▶ [Excerpted text]:
---*---

Is Brittany Calling You?

Le Chadoux, an organic farming 'village' in France, invites stakeholders to save -- and transform -- a family farm

[youtube https://www.youtube.com/watch?v=0G14mY0ea4Q]

Remember me telling you the other day about my having met Pascal Coudray, a fifth-generation Breton dairy farmer who could no longer keep his farm going? Pascal is fortunate in that he has a strong Catholic faith; he has seen nine other small farmers in similar positions commit suicide.

What Pascal is trying to do today is to turn his farm, Le Chadoux, into a kind of working school for teaching organic farming and tradition. His long-term goal is to provide a model of social re-integration, by using the land and those who work on it to resist atomization and rootlessness. Coudray is looking for stakeholders to come join Le Chadoux and build a kind of village there.

If you read the site through Google Chrome, you can get it to automatically translate the page (which is in French — though unfortunately, it can’t translate the video). [UPDATE: An English-language version of the video is now above. — RD] Watch the video, though, if only to see Pascal’s great face. That is a man through whom the Light shines brightly.

---*---

▶ [Data section]:
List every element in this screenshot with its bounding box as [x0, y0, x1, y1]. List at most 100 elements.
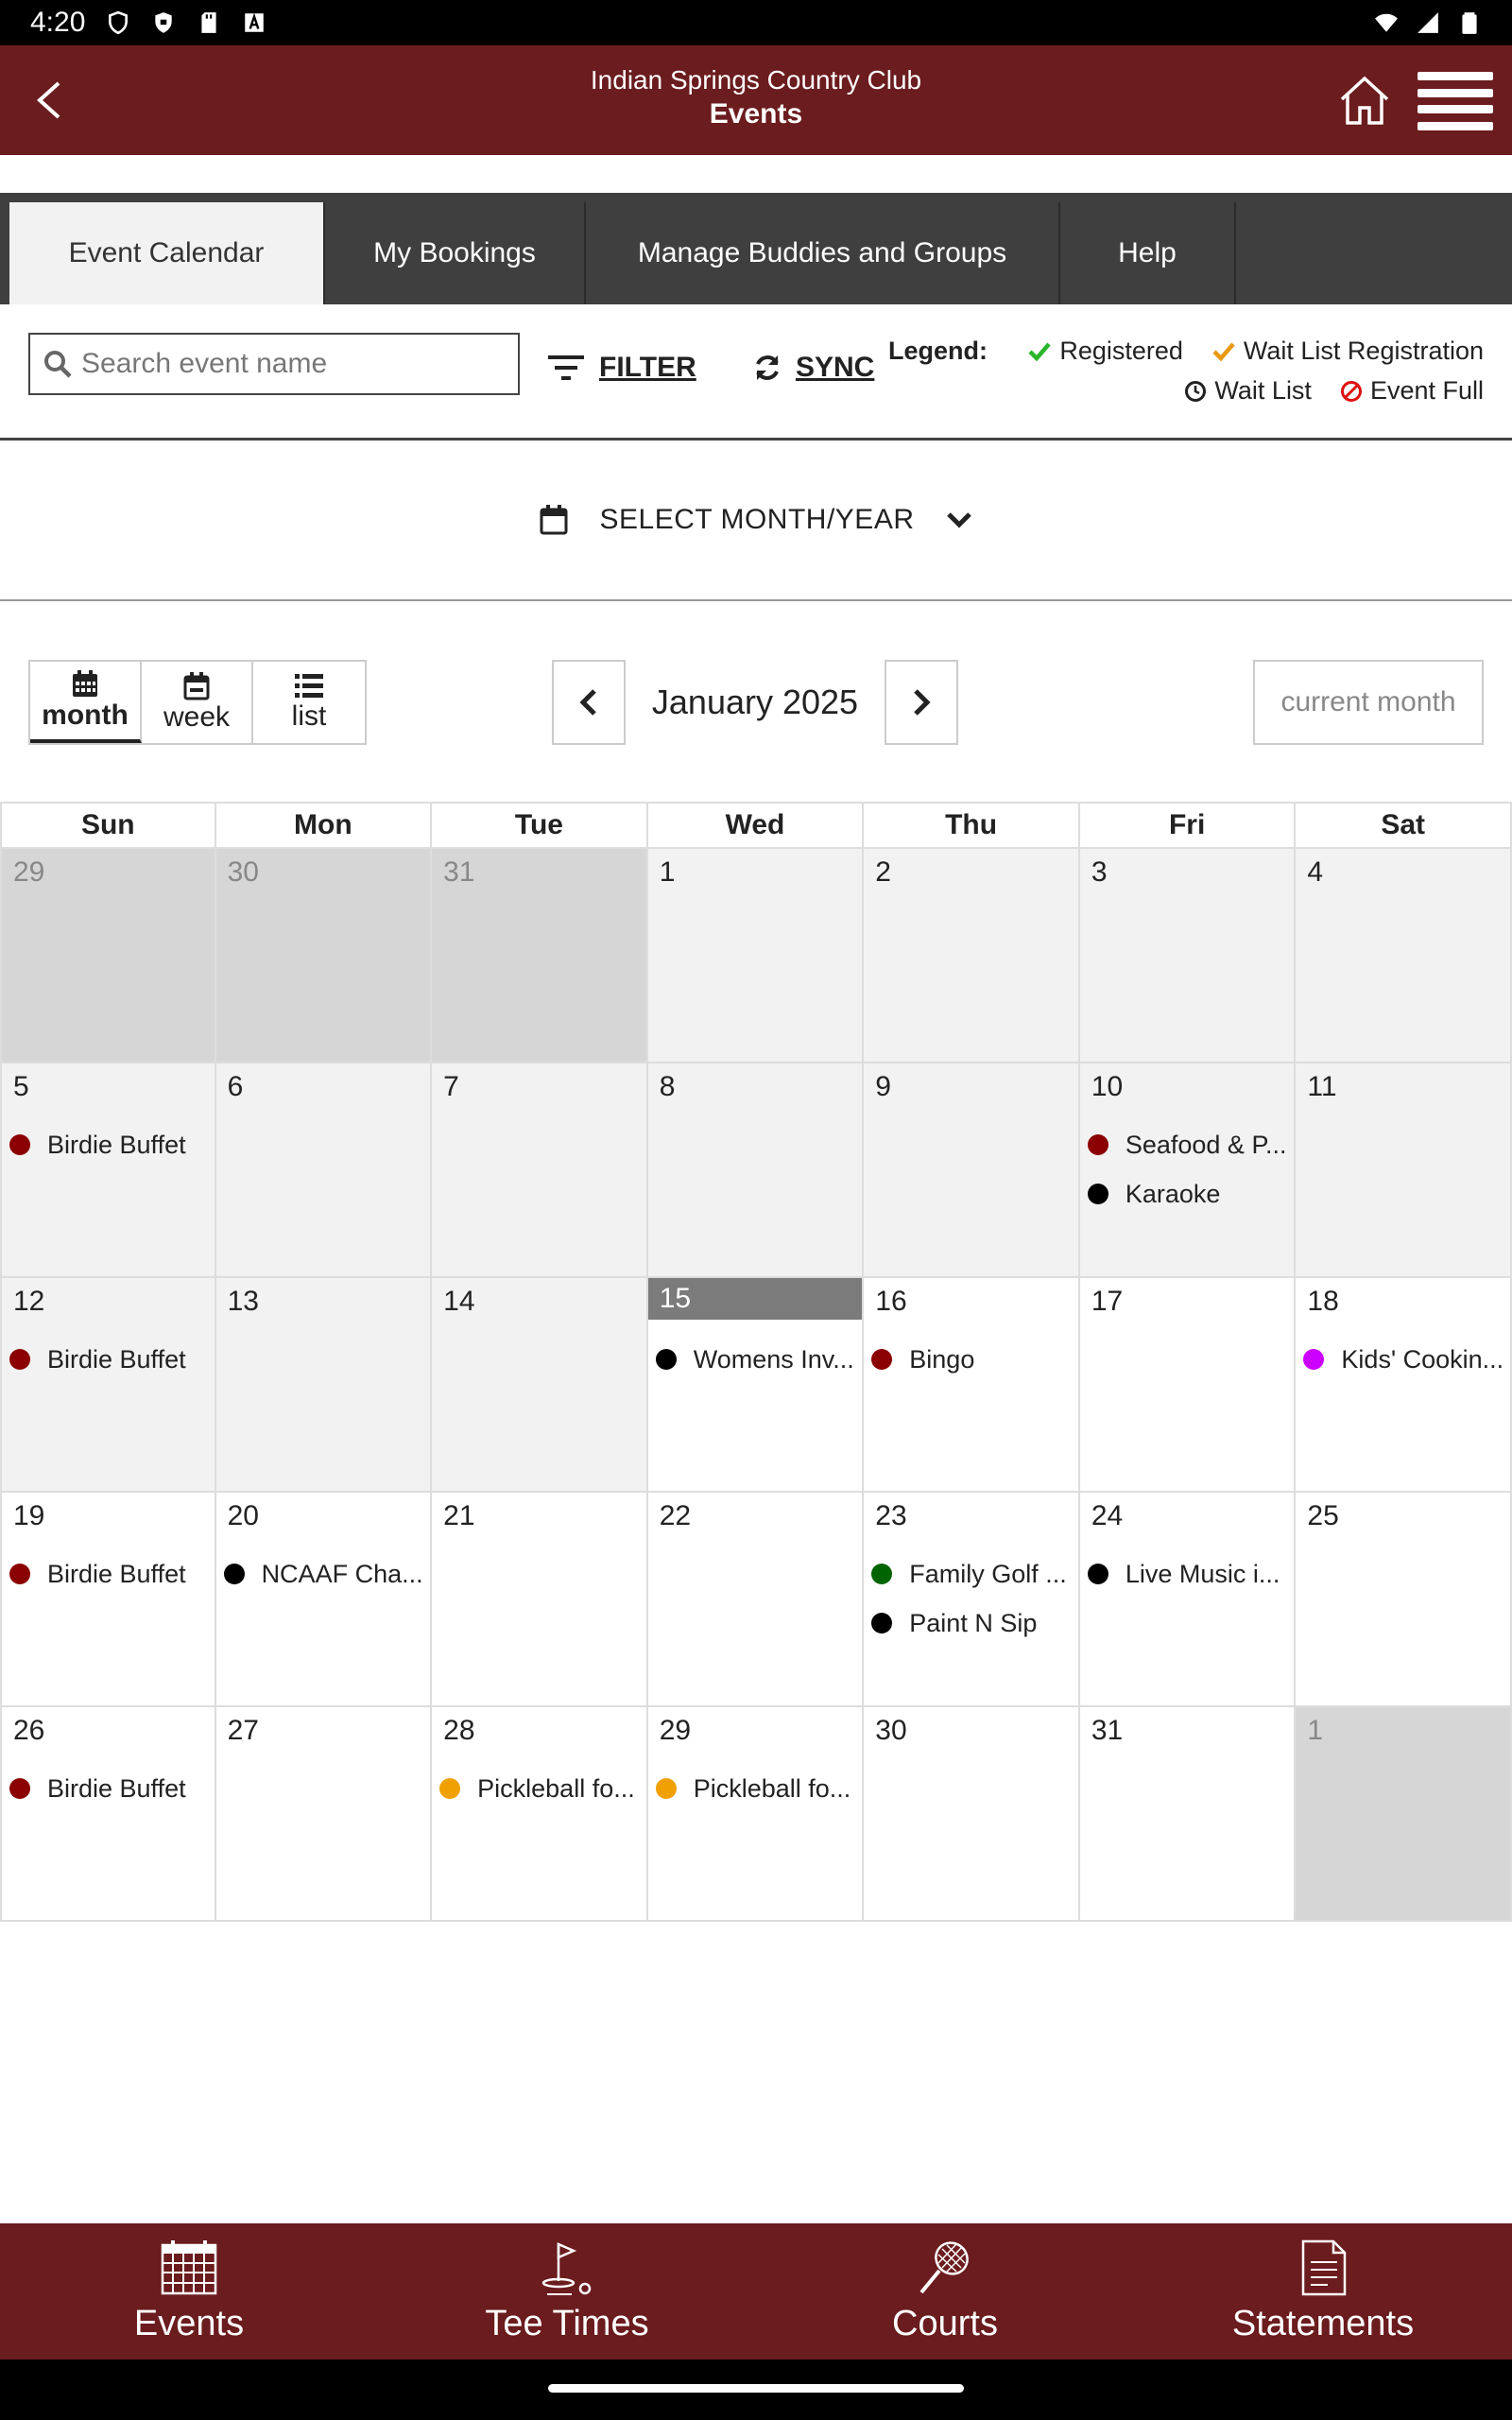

---*---

▶ [What is required]: Can you duplicate the piece about Le Chadoux from "[youtube https://www.youtube.com/watch?v=0G14mY0ea4Q]" up to and including "positions commit suicide."? The material has no connection to the piece about Le Chadoux.

▶ [Final result]:
[youtube https://www.youtube.com/watch?v=0G14mY0ea4Q]

Remember me telling you the other day about my having met Pascal Coudray, a fifth-generation Breton dairy farmer who could no longer keep his farm going? Pascal is fortunate in that he has a strong Catholic faith; he has seen nine other small farmers in similar positions commit suicide.